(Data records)
---*---
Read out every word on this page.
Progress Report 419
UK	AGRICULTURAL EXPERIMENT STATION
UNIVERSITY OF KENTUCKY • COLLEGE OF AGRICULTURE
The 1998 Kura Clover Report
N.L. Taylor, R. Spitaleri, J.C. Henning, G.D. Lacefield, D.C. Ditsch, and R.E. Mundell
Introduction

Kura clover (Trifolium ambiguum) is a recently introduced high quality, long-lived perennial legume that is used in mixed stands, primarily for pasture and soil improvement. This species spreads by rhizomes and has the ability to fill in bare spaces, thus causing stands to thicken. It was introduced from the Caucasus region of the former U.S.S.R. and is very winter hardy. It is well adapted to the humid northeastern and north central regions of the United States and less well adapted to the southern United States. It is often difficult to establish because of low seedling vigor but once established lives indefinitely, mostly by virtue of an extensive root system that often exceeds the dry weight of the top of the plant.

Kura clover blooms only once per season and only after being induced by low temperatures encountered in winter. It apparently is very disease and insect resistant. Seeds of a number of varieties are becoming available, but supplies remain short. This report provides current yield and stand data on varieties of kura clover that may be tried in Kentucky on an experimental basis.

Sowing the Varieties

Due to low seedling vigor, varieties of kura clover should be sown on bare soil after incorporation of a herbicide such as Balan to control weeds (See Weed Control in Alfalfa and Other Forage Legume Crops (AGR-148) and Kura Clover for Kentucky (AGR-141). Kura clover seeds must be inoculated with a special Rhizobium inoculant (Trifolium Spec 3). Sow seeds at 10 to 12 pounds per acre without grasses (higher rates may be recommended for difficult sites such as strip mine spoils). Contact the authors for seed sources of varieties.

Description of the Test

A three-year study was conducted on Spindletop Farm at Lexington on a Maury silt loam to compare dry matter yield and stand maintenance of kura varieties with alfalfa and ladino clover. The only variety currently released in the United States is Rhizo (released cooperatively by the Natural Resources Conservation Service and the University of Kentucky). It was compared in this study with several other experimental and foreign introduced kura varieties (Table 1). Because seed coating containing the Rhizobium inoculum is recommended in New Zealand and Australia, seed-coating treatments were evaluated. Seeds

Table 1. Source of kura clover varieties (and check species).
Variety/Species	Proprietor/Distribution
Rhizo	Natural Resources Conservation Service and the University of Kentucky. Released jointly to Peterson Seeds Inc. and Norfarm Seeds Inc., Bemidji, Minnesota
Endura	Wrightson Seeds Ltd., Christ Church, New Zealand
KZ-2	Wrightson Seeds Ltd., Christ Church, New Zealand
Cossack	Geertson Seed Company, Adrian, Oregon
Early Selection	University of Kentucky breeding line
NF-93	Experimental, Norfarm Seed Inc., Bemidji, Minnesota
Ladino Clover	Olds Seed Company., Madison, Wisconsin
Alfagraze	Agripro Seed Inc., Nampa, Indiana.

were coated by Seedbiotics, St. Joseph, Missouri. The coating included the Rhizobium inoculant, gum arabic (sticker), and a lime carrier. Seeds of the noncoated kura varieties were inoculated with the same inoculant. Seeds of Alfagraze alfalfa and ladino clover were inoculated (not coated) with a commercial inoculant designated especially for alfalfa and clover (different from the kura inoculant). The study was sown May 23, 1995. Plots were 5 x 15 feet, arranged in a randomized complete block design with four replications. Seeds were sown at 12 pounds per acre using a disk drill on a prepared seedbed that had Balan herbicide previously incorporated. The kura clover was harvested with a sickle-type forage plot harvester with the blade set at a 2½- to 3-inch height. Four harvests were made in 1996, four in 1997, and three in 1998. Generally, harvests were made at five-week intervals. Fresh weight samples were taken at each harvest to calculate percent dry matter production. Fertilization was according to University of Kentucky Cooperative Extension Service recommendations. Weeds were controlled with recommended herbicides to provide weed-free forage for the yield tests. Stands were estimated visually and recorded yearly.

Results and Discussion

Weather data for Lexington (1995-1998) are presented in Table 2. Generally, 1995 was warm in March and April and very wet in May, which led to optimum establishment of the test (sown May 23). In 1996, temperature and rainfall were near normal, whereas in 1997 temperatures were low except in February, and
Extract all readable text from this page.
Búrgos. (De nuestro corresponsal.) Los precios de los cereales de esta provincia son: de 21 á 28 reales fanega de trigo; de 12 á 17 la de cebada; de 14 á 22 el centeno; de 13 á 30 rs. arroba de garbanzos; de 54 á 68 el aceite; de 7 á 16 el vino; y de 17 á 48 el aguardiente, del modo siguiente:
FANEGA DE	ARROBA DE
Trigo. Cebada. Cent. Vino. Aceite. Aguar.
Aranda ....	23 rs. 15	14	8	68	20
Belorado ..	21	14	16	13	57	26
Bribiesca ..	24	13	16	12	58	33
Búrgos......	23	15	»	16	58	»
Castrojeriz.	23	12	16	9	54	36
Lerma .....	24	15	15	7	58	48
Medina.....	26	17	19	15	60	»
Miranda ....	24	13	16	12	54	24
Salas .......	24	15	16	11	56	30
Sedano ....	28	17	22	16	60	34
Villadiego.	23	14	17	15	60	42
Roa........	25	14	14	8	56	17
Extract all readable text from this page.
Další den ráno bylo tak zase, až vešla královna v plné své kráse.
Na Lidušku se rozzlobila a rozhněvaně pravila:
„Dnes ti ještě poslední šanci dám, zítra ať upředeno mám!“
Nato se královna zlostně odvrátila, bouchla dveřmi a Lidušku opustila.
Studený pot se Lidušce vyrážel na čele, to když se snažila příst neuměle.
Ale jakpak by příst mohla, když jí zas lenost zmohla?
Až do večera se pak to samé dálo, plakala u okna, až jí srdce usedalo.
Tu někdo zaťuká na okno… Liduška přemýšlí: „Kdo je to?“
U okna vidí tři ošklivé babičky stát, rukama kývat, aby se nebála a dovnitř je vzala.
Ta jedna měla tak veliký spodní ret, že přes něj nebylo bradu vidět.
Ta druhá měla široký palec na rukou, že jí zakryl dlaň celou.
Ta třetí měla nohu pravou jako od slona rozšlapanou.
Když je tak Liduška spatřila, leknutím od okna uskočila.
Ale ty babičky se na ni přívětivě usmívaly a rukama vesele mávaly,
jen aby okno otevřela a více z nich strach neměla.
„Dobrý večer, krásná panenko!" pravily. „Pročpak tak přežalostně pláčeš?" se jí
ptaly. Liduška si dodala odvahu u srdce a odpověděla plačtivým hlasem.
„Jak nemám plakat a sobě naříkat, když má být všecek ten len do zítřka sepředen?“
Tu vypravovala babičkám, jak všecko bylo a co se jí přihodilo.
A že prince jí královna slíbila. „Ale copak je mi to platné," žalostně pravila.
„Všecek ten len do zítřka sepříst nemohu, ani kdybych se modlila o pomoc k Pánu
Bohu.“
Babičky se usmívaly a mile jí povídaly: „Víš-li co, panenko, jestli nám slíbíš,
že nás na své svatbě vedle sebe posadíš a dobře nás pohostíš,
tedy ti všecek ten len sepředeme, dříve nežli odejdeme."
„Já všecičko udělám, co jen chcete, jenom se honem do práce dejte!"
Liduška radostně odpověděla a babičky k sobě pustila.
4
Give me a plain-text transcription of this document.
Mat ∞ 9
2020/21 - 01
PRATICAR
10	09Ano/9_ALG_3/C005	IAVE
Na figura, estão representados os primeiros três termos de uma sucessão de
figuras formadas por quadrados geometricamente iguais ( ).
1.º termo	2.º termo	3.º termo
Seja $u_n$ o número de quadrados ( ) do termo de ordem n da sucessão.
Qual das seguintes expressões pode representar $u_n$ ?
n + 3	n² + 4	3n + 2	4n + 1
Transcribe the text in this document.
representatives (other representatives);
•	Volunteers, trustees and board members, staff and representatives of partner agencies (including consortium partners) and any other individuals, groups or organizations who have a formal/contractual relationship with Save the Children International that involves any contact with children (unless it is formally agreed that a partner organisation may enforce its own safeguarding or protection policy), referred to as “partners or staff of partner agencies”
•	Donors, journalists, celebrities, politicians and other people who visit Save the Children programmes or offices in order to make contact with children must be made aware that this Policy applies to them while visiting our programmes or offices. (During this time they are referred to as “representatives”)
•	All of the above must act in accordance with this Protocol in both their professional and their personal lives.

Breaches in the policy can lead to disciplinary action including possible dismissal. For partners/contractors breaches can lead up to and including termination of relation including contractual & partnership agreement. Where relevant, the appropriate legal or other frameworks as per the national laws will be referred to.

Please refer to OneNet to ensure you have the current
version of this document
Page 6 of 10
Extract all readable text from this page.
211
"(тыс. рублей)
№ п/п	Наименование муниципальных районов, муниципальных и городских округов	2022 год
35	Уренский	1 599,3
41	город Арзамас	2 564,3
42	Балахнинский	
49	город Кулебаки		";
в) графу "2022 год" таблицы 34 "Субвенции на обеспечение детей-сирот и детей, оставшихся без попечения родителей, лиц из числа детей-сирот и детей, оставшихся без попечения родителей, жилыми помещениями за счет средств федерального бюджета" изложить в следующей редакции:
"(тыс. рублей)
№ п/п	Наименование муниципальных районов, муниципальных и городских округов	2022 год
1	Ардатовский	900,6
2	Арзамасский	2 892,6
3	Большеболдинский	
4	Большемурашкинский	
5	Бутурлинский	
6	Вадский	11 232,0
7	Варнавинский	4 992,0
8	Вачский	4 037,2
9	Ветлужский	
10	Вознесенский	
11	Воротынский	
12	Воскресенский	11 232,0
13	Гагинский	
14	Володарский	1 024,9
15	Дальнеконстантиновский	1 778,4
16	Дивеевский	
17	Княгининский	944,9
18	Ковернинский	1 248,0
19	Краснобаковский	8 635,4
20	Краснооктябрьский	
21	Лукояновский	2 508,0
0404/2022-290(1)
---*---
Reproduce each line of the entries in which the word "Conservation" is found.

| Task result |
A three-year study was conducted on Spindletop Farm at Lexington on a Maury silt loam to compare dry matter yield and stand maintenance of kura varieties with alfalfa and ladino clover. The only variety currently released in the United States is Rhizo (released cooperatively by the Natural Resources Conservation Service and the University of Kentucky). It was compared in this study with several other experimental and foreign introduced kura varieties (Table 1). Because seed coating containing the Rhizobium inoculum is recommended in New Zealand and Australia, seed-coating treatments were evaluated. Seeds
Rhizo	Natural Resources Conservation Service and the University of Kentucky. Released jointly to Peterson Seeds Inc. and Norfarm Seeds Inc., Bemidji, Minnesota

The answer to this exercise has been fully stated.